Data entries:

+ + +

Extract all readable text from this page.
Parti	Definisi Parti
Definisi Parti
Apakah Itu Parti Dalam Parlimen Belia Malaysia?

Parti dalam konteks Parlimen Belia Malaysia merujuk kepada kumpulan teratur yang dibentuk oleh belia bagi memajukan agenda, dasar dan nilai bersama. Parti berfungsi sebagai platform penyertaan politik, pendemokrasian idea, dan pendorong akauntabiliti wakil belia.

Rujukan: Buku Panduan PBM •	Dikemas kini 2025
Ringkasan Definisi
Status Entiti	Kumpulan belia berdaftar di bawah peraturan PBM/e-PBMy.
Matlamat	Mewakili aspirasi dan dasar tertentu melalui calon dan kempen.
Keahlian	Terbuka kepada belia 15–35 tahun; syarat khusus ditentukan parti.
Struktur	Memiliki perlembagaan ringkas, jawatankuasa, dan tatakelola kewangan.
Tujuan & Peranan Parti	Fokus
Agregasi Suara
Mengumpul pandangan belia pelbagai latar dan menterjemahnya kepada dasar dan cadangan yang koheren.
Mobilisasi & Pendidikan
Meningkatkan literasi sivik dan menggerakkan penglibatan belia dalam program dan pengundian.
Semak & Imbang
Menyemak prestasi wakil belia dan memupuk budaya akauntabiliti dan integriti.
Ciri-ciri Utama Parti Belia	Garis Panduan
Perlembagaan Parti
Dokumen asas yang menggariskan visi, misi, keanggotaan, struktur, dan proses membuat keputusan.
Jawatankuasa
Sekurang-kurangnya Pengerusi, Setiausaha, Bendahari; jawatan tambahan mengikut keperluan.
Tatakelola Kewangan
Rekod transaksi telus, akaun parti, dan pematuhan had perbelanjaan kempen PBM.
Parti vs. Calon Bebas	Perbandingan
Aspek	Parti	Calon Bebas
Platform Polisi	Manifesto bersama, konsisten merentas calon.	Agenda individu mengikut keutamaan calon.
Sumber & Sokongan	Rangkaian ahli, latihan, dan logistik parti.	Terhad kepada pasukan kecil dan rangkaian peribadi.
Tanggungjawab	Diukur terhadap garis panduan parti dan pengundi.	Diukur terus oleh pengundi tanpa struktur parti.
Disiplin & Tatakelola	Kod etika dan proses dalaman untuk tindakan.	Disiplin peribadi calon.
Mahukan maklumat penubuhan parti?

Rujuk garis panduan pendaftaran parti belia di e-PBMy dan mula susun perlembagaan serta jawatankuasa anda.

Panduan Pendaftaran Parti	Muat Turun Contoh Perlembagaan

+ + +

• **What is needed**: Print all the data exactly.

• **Written response**:
Extract all readable text from this page.
Parti	Definisi Parti
Definisi Parti
Apakah Itu Parti Dalam Parlimen Belia Malaysia?

Parti dalam konteks Parlimen Belia Malaysia merujuk kepada kumpulan teratur yang dibentuk oleh belia bagi memajukan agenda, dasar dan nilai bersama. Parti berfungsi sebagai platform penyertaan politik, pendemokrasian idea, dan pendorong akauntabiliti wakil belia.

Rujukan: Buku Panduan PBM •	Dikemas kini 2025
Ringkasan Definisi
Status Entiti	Kumpulan belia berdaftar di bawah peraturan PBM/e-PBMy.
Matlamat	Mewakili aspirasi dan dasar tertentu melalui calon dan kempen.
Keahlian	Terbuka kepada belia 15–35 tahun; syarat khusus ditentukan parti.
Struktur	Memiliki perlembagaan ringkas, jawatankuasa, dan tatakelola kewangan.
Tujuan & Peranan Parti	Fokus
Agregasi Suara
Mengumpul pandangan belia pelbagai latar dan menterjemahnya kepada dasar dan cadangan yang koheren.
Mobilisasi & Pendidikan
Meningkatkan literasi sivik dan menggerakkan penglibatan belia dalam program dan pengundian.
Semak & Imbang
Menyemak prestasi wakil belia dan memupuk budaya akauntabiliti dan integriti.
Ciri-ciri Utama Parti Belia	Garis Panduan
Perlembagaan Parti
Dokumen asas yang menggariskan visi, misi, keanggotaan, struktur, dan proses membuat keputusan.
Jawatankuasa
Sekurang-kurangnya Pengerusi, Setiausaha, Bendahari; jawatan tambahan mengikut keperluan.
Tatakelola Kewangan
Rekod transaksi telus, akaun parti, dan pematuhan had perbelanjaan kempen PBM.
Parti vs. Calon Bebas	Perbandingan
Aspek	Parti	Calon Bebas
Platform Polisi	Manifesto bersama, konsisten merentas calon.	Agenda individu mengikut keutamaan calon.
Sumber & Sokongan	Rangkaian ahli, latihan, dan logistik parti.	Terhad kepada pasukan kecil dan rangkaian peribadi.
Tanggungjawab	Diukur terhadap garis panduan parti dan pengundi.	Diukur terus oleh pengundi tanpa struktur parti.
Disiplin & Tatakelola	Kod etika dan proses dalaman untuk tindakan.	Disiplin peribadi calon.
Mahukan maklumat penubuhan parti?

Rujuk garis panduan pendaftaran parti belia di e-PBMy dan mula susun perlembagaan serta jawatankuasa anda.

Panduan Pendaftaran Parti	Muat Turun Contoh Perlembagaan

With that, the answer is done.